» Extracted records

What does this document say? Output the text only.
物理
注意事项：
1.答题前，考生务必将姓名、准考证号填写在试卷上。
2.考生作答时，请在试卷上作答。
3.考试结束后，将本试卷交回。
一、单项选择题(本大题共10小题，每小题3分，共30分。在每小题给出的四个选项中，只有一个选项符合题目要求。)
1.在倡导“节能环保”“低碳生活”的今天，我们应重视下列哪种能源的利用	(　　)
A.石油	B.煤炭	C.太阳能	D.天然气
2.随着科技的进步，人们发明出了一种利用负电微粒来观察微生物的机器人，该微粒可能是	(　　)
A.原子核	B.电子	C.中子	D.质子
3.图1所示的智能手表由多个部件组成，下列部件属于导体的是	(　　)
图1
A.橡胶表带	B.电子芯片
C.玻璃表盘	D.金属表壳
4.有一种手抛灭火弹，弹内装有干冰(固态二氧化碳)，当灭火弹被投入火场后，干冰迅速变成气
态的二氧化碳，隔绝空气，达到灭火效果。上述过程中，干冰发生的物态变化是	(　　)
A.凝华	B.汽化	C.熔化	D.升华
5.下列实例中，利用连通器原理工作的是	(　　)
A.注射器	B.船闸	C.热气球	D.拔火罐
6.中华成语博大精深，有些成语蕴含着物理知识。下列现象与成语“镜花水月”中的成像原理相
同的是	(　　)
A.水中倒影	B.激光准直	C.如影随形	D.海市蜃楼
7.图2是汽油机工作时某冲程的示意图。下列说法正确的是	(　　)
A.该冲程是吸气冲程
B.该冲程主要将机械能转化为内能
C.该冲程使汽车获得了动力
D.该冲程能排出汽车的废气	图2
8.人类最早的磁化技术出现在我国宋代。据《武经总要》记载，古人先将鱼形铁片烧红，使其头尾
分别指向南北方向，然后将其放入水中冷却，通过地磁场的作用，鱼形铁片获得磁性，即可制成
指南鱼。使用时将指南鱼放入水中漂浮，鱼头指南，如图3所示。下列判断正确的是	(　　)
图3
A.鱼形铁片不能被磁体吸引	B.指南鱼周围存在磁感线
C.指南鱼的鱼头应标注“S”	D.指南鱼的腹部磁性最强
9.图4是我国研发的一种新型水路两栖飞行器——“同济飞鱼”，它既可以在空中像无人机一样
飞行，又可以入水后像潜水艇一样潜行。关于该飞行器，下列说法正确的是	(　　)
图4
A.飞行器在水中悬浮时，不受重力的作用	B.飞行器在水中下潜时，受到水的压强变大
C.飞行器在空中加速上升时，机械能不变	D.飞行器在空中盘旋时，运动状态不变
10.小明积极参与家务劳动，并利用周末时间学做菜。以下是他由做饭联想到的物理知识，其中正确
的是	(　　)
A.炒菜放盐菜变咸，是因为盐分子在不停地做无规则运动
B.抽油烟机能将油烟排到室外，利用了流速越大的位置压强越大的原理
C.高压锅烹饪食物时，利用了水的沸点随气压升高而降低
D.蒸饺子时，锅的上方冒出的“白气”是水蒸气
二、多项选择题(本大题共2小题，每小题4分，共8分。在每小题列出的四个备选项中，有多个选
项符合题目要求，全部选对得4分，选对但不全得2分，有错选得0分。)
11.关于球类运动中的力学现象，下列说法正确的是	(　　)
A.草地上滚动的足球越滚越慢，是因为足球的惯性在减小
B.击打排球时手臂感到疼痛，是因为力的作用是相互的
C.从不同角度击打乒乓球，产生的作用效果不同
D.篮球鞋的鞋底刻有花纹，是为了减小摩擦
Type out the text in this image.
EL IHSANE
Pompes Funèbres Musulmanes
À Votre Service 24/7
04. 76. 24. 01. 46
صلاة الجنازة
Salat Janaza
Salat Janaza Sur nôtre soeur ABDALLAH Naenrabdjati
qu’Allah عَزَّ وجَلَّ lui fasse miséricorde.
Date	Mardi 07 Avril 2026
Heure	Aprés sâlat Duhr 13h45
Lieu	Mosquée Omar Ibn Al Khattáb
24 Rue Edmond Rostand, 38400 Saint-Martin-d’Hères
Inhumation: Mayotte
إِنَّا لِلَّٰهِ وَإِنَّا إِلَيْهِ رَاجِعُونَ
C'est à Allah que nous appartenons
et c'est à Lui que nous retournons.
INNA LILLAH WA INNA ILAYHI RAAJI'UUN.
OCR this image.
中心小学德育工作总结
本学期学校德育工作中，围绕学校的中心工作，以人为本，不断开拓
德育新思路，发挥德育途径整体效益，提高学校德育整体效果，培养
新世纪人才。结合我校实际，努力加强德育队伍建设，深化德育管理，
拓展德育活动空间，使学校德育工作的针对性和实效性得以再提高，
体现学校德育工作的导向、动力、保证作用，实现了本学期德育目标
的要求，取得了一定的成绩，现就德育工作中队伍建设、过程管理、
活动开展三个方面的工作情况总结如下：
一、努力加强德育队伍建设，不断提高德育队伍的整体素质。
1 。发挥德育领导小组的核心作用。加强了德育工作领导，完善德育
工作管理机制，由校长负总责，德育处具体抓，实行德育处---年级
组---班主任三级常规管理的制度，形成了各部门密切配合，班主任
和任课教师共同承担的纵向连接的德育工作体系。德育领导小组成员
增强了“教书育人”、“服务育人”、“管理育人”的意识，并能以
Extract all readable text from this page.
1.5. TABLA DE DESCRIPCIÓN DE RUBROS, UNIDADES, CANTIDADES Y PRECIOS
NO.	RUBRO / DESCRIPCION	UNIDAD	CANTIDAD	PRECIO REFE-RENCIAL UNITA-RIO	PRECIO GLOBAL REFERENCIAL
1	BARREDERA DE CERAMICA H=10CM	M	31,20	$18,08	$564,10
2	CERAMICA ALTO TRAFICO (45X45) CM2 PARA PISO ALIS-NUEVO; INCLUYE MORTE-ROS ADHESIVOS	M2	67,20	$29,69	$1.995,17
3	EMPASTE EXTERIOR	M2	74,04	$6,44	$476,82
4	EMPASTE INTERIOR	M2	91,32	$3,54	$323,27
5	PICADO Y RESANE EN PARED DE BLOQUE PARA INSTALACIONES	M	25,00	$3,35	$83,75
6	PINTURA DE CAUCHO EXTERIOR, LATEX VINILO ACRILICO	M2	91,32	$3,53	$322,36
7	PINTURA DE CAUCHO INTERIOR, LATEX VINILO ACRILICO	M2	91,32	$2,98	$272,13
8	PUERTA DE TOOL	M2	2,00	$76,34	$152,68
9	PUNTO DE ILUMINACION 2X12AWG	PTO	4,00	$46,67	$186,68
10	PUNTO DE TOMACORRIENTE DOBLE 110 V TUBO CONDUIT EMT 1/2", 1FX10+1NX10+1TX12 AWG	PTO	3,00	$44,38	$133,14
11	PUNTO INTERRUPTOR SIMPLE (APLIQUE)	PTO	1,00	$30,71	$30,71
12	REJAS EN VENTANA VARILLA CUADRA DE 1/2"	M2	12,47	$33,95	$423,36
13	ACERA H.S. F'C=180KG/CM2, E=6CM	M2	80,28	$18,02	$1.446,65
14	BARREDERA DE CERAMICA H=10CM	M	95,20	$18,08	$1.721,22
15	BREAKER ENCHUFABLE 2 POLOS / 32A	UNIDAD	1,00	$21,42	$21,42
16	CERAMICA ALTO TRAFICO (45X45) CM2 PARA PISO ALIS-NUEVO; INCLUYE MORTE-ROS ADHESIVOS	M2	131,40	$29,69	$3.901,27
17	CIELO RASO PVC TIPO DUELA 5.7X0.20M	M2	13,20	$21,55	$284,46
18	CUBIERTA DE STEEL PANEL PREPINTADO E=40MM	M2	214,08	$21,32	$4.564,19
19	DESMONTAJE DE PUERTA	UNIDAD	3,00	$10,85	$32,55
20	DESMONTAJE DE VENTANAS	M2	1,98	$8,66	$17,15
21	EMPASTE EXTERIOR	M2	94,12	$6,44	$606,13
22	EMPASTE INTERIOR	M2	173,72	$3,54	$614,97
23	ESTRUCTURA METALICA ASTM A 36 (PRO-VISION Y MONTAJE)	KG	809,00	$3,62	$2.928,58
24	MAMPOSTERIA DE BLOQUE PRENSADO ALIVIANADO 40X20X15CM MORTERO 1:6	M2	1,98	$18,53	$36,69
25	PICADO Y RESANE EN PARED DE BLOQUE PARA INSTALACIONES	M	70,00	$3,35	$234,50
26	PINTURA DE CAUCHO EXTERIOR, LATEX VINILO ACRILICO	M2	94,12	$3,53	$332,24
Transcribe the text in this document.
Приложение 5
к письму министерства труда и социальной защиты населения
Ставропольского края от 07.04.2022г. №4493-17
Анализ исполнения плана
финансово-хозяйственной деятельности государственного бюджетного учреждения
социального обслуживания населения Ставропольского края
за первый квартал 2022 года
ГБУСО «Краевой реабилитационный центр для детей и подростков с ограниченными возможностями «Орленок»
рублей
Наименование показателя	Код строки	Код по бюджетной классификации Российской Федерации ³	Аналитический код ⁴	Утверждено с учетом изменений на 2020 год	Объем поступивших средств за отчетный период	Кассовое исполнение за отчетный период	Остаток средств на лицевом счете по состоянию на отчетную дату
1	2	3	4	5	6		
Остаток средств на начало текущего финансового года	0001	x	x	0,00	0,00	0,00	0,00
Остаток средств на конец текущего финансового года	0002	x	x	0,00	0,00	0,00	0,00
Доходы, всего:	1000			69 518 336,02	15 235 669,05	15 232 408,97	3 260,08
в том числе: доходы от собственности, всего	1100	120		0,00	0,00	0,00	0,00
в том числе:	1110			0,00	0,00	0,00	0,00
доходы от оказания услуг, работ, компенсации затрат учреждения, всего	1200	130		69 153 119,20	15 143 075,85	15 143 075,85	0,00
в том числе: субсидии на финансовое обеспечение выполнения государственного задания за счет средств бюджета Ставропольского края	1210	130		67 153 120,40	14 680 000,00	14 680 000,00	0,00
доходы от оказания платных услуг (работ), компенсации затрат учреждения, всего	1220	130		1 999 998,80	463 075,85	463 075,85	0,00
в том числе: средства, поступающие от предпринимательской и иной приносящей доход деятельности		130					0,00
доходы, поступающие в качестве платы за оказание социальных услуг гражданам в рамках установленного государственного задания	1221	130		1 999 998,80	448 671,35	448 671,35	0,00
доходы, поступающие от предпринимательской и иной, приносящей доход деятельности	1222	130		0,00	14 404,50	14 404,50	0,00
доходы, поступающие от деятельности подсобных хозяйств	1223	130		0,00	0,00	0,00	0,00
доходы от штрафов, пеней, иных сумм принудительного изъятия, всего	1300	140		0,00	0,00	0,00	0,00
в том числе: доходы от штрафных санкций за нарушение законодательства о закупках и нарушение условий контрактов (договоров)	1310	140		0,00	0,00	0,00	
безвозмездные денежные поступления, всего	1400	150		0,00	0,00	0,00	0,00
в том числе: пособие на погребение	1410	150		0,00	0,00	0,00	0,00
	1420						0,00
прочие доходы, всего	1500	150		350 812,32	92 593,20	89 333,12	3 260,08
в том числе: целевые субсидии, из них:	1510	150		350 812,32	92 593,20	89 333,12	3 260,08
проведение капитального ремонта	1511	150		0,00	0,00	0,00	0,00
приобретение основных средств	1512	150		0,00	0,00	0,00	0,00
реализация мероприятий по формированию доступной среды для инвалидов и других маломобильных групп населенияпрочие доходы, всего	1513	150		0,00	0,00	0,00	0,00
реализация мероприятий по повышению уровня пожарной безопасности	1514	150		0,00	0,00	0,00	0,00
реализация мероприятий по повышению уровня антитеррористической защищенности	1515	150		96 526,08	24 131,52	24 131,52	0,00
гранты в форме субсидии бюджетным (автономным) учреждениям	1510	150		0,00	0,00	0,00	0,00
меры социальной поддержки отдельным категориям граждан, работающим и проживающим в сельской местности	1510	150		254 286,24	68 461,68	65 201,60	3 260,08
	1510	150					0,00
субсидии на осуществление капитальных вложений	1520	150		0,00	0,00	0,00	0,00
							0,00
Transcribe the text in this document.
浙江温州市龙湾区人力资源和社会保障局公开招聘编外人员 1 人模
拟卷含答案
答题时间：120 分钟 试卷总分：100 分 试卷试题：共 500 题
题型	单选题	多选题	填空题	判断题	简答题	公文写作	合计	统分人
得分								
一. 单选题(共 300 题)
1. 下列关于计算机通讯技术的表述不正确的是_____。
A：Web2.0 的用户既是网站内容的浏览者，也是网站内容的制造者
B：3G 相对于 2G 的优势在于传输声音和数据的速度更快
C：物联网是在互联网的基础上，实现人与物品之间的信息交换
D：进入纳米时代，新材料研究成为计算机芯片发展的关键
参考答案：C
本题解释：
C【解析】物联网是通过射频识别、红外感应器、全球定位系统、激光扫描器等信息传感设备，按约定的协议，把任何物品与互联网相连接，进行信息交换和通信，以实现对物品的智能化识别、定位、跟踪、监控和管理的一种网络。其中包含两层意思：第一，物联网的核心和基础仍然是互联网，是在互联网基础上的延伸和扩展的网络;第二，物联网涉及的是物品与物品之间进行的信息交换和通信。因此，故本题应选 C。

» Problem details
Count the lines in the entries that hold the word "компенсации", and give nothing but the total.

» Solved problem
2